▶ [Records to process]:
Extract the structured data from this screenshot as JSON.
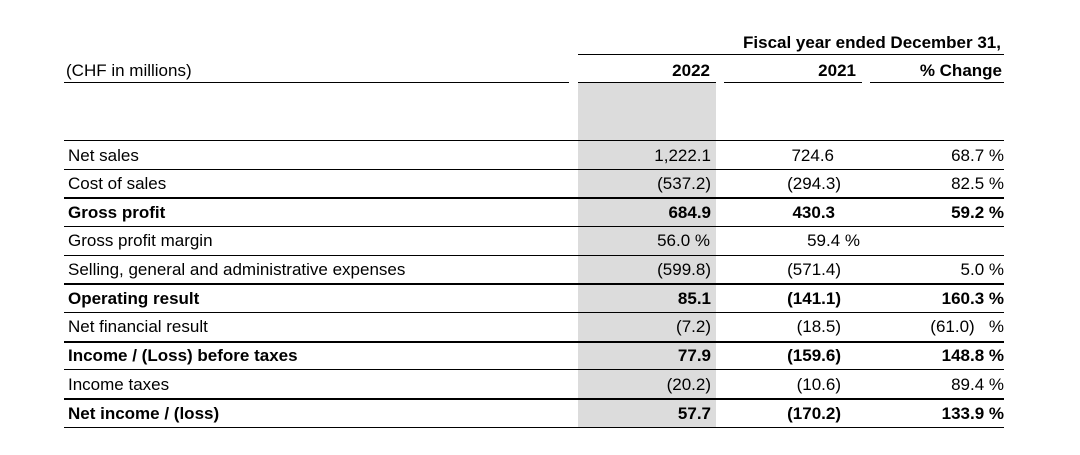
{
  "header": {
    "period_title": "Fiscal year ended December 31,",
    "unit_label": "(CHF in millions)",
    "col_2022": "2022",
    "col_2021": "2021",
    "col_change": "% Change"
  },
  "rows": [
    {
      "label": "Net sales",
      "v2022": "1,222.1",
      "v2021": "724.6",
      "change": "68.7 %",
      "bold": false
    },
    {
      "label": "Cost of sales",
      "v2022": "(537.2)",
      "v2021": "(294.3)",
      "change": "82.5 %",
      "bold": false
    },
    {
      "label": "Gross profit",
      "v2022": "684.9",
      "v2021": "430.3",
      "change": "59.2 %",
      "bold": true
    },
    {
      "label": "Gross profit margin",
      "v2022": "56.0 %",
      "v2021": "59.4 %",
      "change": "",
      "bold": false
    },
    {
      "label": "Selling, general and administrative expenses",
      "v2022": "(599.8)",
      "v2021": "(571.4)",
      "change": "5.0 %",
      "bold": false
    },
    {
      "label": "Operating result",
      "v2022": "85.1",
      "v2021": "(141.1)",
      "change": "160.3 %",
      "bold": true
    },
    {
      "label": "Net financial result",
      "v2022": "(7.2)",
      "v2021": "(18.5)",
      "change": "(61.0)   %",
      "bold": false
    },
    {
      "label": "Income / (Loss) before taxes",
      "v2022": "77.9",
      "v2021": "(159.6)",
      "change": "148.8 %",
      "bold": true
    },
    {
      "label": "Income taxes",
      "v2022": "(20.2)",
      "v2021": "(10.6)",
      "change": "89.4 %",
      "bold": false
    },
    {
      "label": "Net income / (loss)",
      "v2022": "57.7",
      "v2021": "(170.2)",
      "change": "133.9 %",
      "bold": true
    }
  ]
}
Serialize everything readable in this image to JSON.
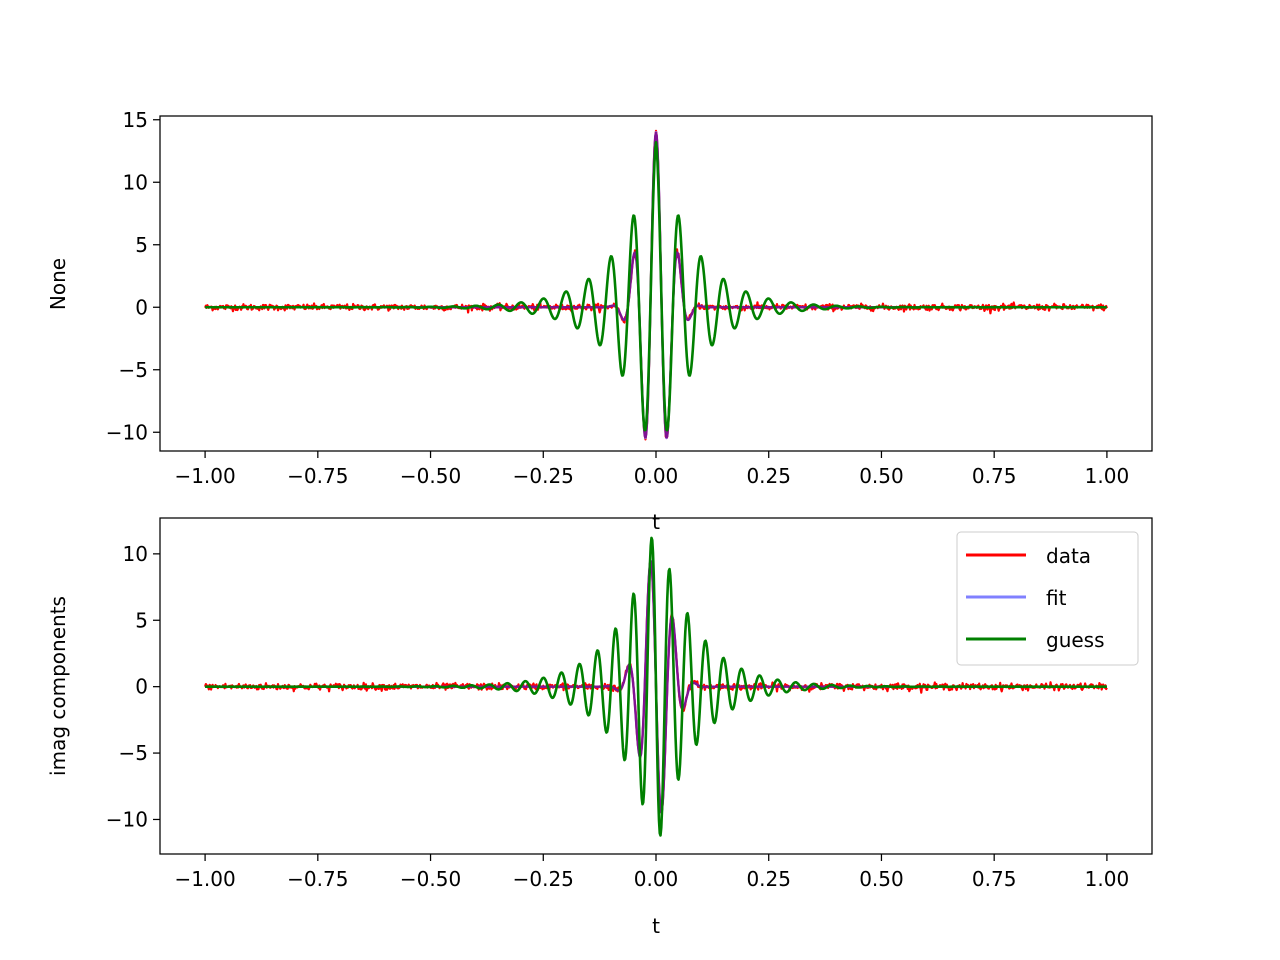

▶ [Directions]: Copy the material above in full and exactly, skipping pictures.

▶ [Solution to this exercise]:
Extract the structured data from this screenshot as JSON.
{
  "header": {
    "period_title": "Fiscal year ended December 31,",
    "unit_label": "(CHF in millions)",
    "col_2022": "2022",
    "col_2021": "2021",
    "col_change": "% Change"
  },
  "rows": [
    {
      "label": "Net sales",
      "v2022": "1,222.1",
      "v2021": "724.6",
      "change": "68.7 %",
      "bold": false
    },
    {
      "label": "Cost of sales",
      "v2022": "(537.2)",
      "v2021": "(294.3)",
      "change": "82.5 %",
      "bold": false
    },
    {
      "label": "Gross profit",
      "v2022": "684.9",
      "v2021": "430.3",
      "change": "59.2 %",
      "bold": true
    },
    {
      "label": "Gross profit margin",
      "v2022": "56.0 %",
      "v2021": "59.4 %",
      "change": "",
      "bold": false
    },
    {
      "label": "Selling, general and administrative expenses",
      "v2022": "(599.8)",
      "v2021": "(571.4)",
      "change": "5.0 %",
      "bold": false
    },
    {
      "label": "Operating result",
      "v2022": "85.1",
      "v2021": "(141.1)",
      "change": "160.3 %",
      "bold": true
    },
    {
      "label": "Net financial result",
      "v2022": "(7.2)",
      "v2021": "(18.5)",
      "change": "(61.0)   %",
      "bold": false
    },
    {
      "label": "Income / (Loss) before taxes",
      "v2022": "77.9",
      "v2021": "(159.6)",
      "change": "148.8 %",
      "bold": true
    },
    {
      "label": "Income taxes",
      "v2022": "(20.2)",
      "v2021": "(10.6)",
      "change": "89.4 %",
      "bold": false
    },
    {
      "label": "Net income / (loss)",
      "v2022": "57.7",
      "v2021": "(170.2)",
      "change": "133.9 %",
      "bold": true
    }
  ]
}
Serialize everything readable in this image to JSON.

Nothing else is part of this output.